> _Problem to work on_
Check every line of the entries for "AppData", and copy the lines that hold it.

Dataset records
** begin **
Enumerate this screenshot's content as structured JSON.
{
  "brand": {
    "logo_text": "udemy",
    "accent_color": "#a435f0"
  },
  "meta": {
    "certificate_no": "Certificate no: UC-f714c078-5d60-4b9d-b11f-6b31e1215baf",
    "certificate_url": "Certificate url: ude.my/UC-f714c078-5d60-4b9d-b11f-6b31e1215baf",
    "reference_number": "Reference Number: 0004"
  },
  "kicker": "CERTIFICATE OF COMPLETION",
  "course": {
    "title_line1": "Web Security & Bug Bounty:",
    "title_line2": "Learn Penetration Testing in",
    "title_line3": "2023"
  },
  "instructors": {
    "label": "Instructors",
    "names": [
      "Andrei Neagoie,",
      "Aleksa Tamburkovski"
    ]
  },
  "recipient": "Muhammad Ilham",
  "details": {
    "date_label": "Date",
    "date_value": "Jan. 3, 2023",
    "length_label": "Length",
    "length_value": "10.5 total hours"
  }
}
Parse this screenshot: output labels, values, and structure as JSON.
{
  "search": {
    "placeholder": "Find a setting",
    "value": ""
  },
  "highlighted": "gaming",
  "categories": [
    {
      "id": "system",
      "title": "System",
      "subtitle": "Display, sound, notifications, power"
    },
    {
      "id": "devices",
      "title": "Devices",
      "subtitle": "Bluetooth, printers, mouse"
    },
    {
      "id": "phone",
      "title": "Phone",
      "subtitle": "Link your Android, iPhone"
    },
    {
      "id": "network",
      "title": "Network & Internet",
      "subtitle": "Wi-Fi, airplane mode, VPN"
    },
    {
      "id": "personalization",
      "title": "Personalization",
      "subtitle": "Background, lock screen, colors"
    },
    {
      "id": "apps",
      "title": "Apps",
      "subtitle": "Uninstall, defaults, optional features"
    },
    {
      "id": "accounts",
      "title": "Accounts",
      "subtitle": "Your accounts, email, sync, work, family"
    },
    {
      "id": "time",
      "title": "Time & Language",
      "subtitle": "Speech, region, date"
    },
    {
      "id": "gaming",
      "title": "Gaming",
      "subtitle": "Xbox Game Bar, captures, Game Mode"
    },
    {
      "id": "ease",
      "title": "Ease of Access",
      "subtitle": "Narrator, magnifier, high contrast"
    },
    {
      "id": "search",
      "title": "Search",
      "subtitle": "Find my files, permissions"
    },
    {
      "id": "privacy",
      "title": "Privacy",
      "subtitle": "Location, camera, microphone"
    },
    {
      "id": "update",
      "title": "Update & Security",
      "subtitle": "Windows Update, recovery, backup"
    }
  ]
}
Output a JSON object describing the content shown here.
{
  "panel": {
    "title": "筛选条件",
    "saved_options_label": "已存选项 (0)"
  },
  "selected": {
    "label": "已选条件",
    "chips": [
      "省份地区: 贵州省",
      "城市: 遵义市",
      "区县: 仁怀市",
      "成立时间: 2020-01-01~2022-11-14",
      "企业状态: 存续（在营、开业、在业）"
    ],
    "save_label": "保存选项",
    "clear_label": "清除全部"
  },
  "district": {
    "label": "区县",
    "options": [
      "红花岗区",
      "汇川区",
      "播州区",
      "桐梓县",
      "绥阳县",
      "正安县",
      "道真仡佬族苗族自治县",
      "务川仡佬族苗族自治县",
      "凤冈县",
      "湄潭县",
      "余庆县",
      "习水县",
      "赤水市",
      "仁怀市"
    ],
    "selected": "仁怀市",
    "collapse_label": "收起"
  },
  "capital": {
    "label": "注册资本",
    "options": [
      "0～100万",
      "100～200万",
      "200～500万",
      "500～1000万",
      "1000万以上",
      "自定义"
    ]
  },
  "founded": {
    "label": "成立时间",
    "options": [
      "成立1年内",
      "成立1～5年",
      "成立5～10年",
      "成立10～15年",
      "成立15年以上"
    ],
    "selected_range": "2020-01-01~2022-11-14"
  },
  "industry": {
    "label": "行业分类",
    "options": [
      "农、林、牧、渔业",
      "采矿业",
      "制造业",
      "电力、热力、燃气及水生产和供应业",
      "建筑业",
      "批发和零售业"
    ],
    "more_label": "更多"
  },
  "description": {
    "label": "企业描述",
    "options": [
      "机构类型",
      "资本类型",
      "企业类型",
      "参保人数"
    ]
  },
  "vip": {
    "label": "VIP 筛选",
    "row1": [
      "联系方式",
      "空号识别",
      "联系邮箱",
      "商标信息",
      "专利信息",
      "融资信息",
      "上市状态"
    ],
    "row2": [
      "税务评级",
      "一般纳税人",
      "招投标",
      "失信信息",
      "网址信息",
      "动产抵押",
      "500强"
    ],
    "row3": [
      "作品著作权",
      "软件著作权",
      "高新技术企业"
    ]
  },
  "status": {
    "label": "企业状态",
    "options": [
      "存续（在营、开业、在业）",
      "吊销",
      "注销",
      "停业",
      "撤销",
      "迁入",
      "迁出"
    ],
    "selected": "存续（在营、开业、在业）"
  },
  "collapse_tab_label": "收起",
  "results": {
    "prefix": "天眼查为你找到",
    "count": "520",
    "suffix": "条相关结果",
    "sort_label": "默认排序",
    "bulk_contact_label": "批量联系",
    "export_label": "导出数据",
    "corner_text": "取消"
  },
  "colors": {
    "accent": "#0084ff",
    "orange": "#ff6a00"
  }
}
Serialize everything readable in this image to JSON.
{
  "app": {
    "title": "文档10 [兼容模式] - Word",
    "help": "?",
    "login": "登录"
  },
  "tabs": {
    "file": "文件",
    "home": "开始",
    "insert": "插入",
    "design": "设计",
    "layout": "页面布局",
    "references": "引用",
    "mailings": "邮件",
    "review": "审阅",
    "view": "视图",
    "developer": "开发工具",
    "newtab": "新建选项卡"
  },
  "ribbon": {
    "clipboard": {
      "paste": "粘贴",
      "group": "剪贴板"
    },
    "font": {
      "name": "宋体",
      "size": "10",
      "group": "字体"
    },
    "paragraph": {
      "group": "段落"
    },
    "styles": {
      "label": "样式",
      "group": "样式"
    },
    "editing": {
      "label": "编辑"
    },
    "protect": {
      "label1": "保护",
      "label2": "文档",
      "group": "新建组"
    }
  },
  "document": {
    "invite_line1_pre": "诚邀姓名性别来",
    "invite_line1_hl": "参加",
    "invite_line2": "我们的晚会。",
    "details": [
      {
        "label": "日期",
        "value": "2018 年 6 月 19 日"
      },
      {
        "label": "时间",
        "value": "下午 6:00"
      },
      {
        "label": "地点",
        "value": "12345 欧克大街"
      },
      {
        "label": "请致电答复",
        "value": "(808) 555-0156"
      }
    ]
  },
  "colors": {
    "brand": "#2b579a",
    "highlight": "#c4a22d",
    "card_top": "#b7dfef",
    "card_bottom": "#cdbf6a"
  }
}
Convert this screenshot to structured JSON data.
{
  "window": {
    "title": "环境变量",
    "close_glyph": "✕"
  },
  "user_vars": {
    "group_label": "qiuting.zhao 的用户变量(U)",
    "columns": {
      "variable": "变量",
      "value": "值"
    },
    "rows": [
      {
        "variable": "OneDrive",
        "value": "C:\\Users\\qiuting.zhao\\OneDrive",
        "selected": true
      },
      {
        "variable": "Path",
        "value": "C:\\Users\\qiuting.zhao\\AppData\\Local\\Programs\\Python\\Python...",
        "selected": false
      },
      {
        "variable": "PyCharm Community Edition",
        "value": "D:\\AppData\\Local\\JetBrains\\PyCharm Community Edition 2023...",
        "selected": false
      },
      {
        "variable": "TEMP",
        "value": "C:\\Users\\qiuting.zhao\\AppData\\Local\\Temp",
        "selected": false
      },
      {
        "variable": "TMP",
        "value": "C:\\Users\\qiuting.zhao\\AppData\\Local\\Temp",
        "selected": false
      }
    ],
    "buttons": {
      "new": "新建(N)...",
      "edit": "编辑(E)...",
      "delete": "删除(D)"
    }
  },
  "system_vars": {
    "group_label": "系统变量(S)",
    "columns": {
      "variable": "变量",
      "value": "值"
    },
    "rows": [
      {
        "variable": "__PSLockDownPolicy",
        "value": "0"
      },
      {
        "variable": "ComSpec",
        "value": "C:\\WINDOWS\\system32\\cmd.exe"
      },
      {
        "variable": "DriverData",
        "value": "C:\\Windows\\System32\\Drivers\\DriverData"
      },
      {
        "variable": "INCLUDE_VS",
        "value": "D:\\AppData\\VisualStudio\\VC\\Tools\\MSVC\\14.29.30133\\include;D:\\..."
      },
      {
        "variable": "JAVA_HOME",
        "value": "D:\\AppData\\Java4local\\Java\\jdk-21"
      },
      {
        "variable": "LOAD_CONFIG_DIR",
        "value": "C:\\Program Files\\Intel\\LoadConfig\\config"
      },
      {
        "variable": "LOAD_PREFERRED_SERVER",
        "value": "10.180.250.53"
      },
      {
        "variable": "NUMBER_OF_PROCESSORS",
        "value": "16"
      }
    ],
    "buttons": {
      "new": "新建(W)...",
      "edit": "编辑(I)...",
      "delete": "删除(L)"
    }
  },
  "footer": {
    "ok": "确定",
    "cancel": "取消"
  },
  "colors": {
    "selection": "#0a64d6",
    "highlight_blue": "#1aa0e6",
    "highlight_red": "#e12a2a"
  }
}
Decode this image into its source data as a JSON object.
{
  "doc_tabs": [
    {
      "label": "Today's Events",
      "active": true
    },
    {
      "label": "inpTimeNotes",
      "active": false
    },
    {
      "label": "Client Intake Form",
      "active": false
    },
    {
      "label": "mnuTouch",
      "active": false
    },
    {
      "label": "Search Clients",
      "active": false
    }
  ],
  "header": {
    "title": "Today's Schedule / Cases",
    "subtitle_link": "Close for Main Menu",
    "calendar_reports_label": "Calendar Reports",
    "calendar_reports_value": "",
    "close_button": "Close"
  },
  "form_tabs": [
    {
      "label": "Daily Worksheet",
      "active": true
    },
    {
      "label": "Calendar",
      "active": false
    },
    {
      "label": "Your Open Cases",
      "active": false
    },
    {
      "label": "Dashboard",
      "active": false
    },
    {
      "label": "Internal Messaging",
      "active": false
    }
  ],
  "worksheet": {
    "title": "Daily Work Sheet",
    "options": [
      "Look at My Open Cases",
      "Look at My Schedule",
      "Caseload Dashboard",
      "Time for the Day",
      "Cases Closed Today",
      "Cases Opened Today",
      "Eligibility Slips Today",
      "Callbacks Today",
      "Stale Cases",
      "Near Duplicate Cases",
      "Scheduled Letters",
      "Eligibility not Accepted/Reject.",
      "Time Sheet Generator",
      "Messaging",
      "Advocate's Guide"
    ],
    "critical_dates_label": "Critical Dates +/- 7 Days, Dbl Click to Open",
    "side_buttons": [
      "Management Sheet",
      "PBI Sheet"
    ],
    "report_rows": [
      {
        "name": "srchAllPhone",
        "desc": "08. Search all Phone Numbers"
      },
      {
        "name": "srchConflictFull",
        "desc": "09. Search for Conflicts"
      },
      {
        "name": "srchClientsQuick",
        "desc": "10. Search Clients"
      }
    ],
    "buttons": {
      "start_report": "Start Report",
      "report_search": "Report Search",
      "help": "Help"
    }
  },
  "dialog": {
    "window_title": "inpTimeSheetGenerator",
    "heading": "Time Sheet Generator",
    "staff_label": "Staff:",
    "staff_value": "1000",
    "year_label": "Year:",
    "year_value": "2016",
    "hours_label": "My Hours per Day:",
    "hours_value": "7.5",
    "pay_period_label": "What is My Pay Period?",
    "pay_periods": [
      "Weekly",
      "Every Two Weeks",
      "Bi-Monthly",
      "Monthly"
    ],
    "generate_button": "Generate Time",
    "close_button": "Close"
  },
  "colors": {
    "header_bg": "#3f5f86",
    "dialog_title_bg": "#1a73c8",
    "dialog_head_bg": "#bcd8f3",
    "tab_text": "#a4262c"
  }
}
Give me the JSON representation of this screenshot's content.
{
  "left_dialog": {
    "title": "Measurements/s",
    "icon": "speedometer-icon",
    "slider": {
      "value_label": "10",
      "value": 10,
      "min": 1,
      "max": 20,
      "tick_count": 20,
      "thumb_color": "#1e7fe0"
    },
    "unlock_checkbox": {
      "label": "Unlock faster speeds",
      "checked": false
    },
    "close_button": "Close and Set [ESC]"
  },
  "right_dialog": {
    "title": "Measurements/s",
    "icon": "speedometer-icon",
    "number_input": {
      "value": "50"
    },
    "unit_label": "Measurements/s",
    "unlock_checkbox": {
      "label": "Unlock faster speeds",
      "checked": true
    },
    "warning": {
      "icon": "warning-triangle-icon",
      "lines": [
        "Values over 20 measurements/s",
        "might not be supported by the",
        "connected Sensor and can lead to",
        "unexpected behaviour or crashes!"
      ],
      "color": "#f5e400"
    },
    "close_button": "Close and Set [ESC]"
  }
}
** end **
> _The solution_
        "value": "C:\\Users\\qiuting.zhao\\AppData\\Local\\Programs\\Python\\Python...",
        "value": "D:\\AppData\\Local\\JetBrains\\PyCharm Community Edition 2023...",
        "value": "C:\\Users\\qiuting.zhao\\AppData\\Local\\Temp",
        "value": "C:\\Users\\qiuting.zhao\\AppData\\Local\\Temp",
        "value": "D:\\AppData\\VisualStudio\\VC\\Tools\\MSVC\\14.29.30133\\include;D:\\..."
        "value": "D:\\AppData\\Java4local\\Java\\jdk-21"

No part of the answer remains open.